WORK TO BE COMPLETED:
Filter the records below and copy every line containing the word "Give".
--- begin ---
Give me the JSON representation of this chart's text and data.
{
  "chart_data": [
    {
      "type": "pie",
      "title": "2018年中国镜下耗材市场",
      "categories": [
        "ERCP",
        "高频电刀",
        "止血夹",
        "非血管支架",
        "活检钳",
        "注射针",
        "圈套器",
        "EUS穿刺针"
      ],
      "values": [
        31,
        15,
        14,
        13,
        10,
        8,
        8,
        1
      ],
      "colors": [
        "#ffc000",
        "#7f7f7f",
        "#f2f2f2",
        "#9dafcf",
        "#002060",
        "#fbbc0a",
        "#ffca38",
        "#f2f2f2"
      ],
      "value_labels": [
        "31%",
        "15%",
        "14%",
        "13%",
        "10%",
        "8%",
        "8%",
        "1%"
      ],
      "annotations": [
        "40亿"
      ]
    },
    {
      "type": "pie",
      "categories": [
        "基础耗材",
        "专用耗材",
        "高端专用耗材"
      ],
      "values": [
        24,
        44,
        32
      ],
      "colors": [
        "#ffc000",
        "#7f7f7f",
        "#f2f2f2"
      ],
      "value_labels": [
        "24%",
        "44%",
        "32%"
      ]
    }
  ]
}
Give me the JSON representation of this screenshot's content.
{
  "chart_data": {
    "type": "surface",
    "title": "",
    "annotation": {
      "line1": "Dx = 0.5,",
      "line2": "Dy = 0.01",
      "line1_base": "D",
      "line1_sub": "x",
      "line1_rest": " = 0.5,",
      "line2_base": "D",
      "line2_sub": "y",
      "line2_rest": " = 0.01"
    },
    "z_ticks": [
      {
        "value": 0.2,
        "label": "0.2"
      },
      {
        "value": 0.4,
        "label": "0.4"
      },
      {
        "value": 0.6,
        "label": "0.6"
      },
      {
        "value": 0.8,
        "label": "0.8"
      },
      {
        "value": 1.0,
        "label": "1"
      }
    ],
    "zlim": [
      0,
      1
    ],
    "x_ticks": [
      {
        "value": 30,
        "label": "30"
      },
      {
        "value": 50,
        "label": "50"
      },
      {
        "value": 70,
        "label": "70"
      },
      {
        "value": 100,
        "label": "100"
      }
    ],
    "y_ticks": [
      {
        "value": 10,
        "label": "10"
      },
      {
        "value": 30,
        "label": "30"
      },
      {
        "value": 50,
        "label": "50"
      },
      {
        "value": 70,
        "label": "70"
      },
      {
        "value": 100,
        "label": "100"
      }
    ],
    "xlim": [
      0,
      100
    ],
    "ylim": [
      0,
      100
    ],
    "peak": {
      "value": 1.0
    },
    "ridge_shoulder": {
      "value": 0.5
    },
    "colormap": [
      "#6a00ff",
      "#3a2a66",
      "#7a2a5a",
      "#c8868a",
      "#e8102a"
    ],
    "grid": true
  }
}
--- end ---
RESPONSE TO THE EXERCISE:
Give me the JSON representation of this chart's text and data.
Give me the JSON representation of this screenshot's content.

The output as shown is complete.